* **PROBLEM DETAILS**:
In the listing below, identify each line with the word "fundamental" and return those lines.

* **DATA SUPPLIED**:

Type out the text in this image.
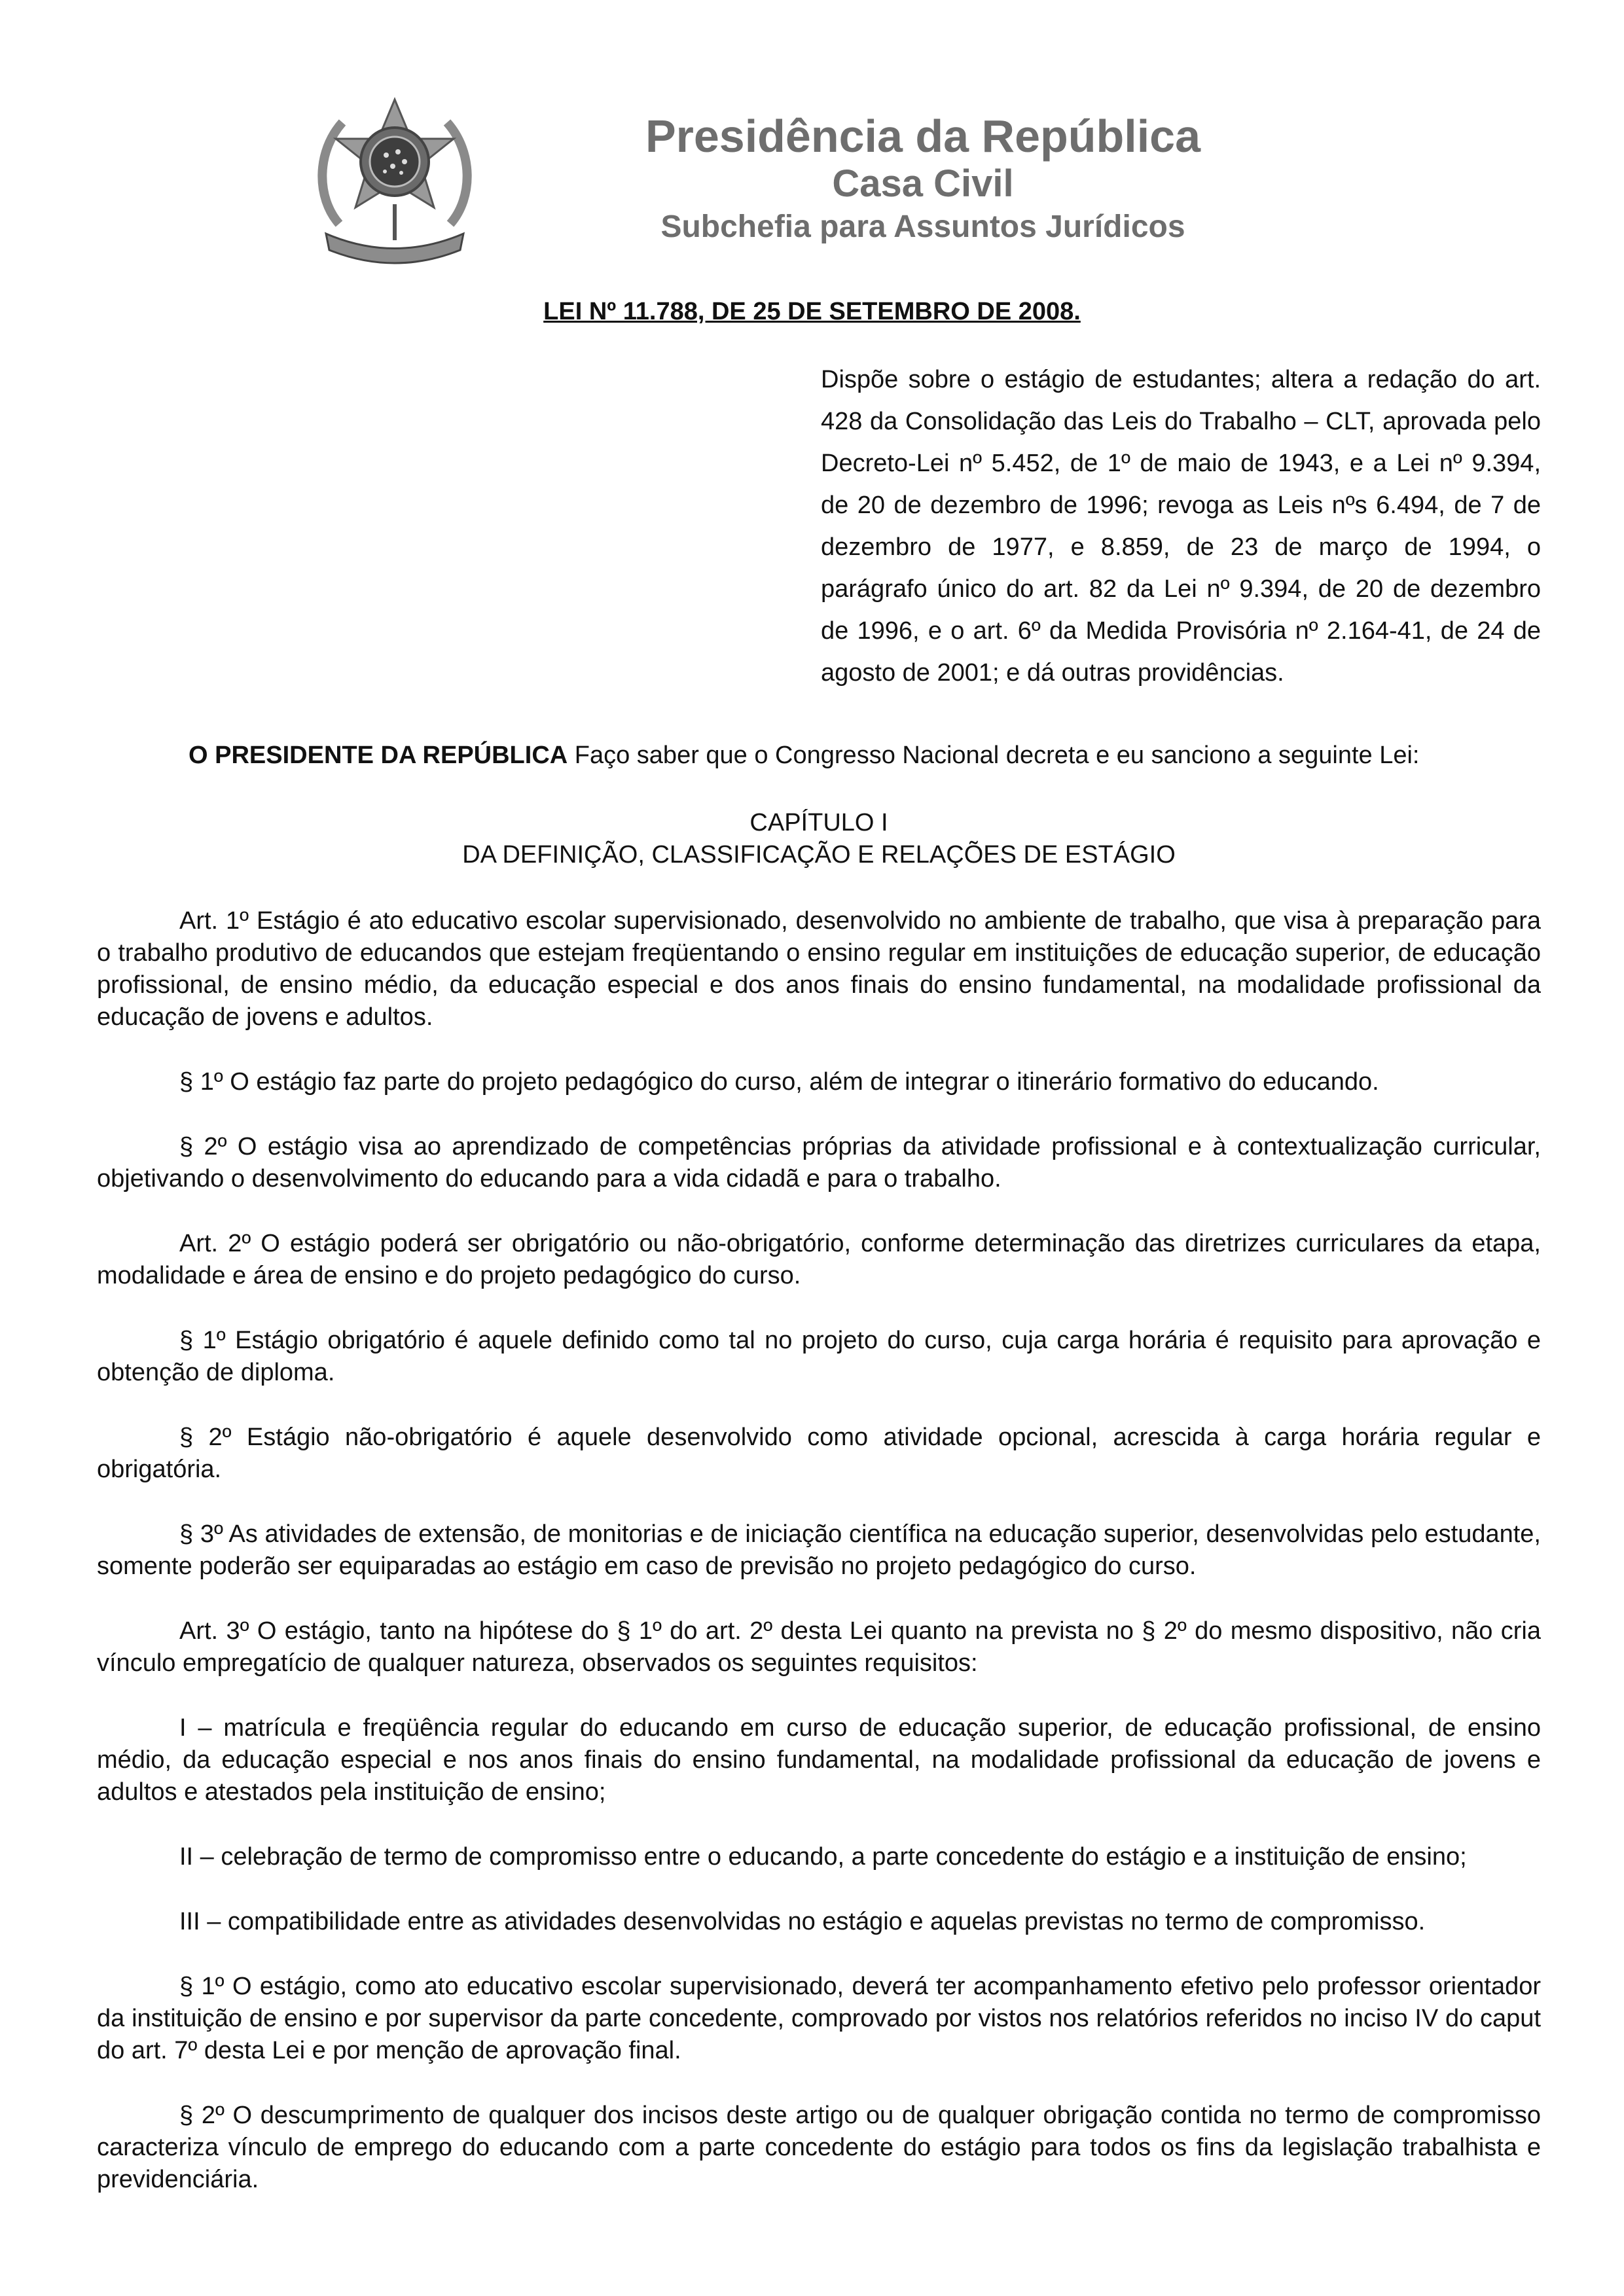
Presidência da República
Casa Civil
Subchefia para Assuntos Jurídicos
LEI Nº 11.788, DE 25 DE SETEMBRO DE 2008.
Dispõe sobre o estágio de estudantes; altera a redação do art. 428 da Consolidação das Leis do Trabalho – CLT, aprovada pelo Decreto-Lei nº 5.452, de 1º de maio de 1943, e a Lei nº 9.394, de 20 de dezembro de 1996; revoga as Leis nºs 6.494, de 7 de dezembro de 1977, e 8.859, de 23 de março de 1994, o parágrafo único do art. 82 da Lei nº 9.394, de 20 de dezembro de 1996, e o art. 6º da Medida Provisória nº 2.164-41, de 24 de agosto de 2001; e dá outras providências.

O PRESIDENTE DA REPÚBLICA Faço saber que o Congresso Nacional decreta e eu sanciono a seguinte Lei:

CAPÍTULO I
DA DEFINIÇÃO, CLASSIFICAÇÃO E RELAÇÕES DE ESTÁGIO

Art. 1º Estágio é ato educativo escolar supervisionado, desenvolvido no ambiente de trabalho, que visa à preparação para o trabalho produtivo de educandos que estejam freqüentando o ensino regular em instituições de educação superior, de educação profissional, de ensino médio, da educação especial e dos anos finais do ensino fundamental, na modalidade profissional da educação de jovens e adultos.

§ 1º O estágio faz parte do projeto pedagógico do curso, além de integrar o itinerário formativo do educando.

§ 2º O estágio visa ao aprendizado de competências próprias da atividade profissional e à contextualização curricular, objetivando o desenvolvimento do educando para a vida cidadã e para o trabalho.

Art. 2º O estágio poderá ser obrigatório ou não-obrigatório, conforme determinação das diretrizes curriculares da etapa, modalidade e área de ensino e do projeto pedagógico do curso.

§ 1º Estágio obrigatório é aquele definido como tal no projeto do curso, cuja carga horária é requisito para aprovação e obtenção de diploma.

§ 2º Estágio não-obrigatório é aquele desenvolvido como atividade opcional, acrescida à carga horária regular e obrigatória.

§ 3º As atividades de extensão, de monitorias e de iniciação científica na educação superior, desenvolvidas pelo estudante, somente poderão ser equiparadas ao estágio em caso de previsão no projeto pedagógico do curso.

Art. 3º O estágio, tanto na hipótese do § 1º do art. 2º desta Lei quanto na prevista no § 2º do mesmo dispositivo, não cria vínculo empregatício de qualquer natureza, observados os seguintes requisitos:

I – matrícula e freqüência regular do educando em curso de educação superior, de educação profissional, de ensino médio, da educação especial e nos anos finais do ensino fundamental, na modalidade profissional da educação de jovens e adultos e atestados pela instituição de ensino;

II – celebração de termo de compromisso entre o educando, a parte concedente do estágio e a instituição de ensino;

III – compatibilidade entre as atividades desenvolvidas no estágio e aquelas previstas no termo de compromisso.

§ 1º O estágio, como ato educativo escolar supervisionado, deverá ter acompanhamento efetivo pelo professor orientador da instituição de ensino e por supervisor da parte concedente, comprovado por vistos nos relatórios referidos no inciso IV do caput do art. 7º desta Lei e por menção de aprovação final.

§ 2º O descumprimento de qualquer dos incisos deste artigo ou de qualquer obrigação contida no termo de compromisso caracteriza vínculo de emprego do educando com a parte concedente do estágio para todos os fins da legislação trabalhista e previdenciária.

* **ANSWER TO THE PROBLEM**:
Art. 1º Estágio é ato educativo escolar supervisionado, desenvolvido no ambiente de trabalho, que visa à preparação para o trabalho produtivo de educandos que estejam freqüentando o ensino regular em instituições de educação superior, de educação profissional, de ensino médio, da educação especial e dos anos finais do ensino fundamental, na modalidade profissional da educação de jovens e adultos.
I – matrícula e freqüência regular do educando em curso de educação superior, de educação profissional, de ensino médio, da educação especial e nos anos finais do ensino fundamental, na modalidade profissional da educação de jovens e adultos e atestados pela instituição de ensino;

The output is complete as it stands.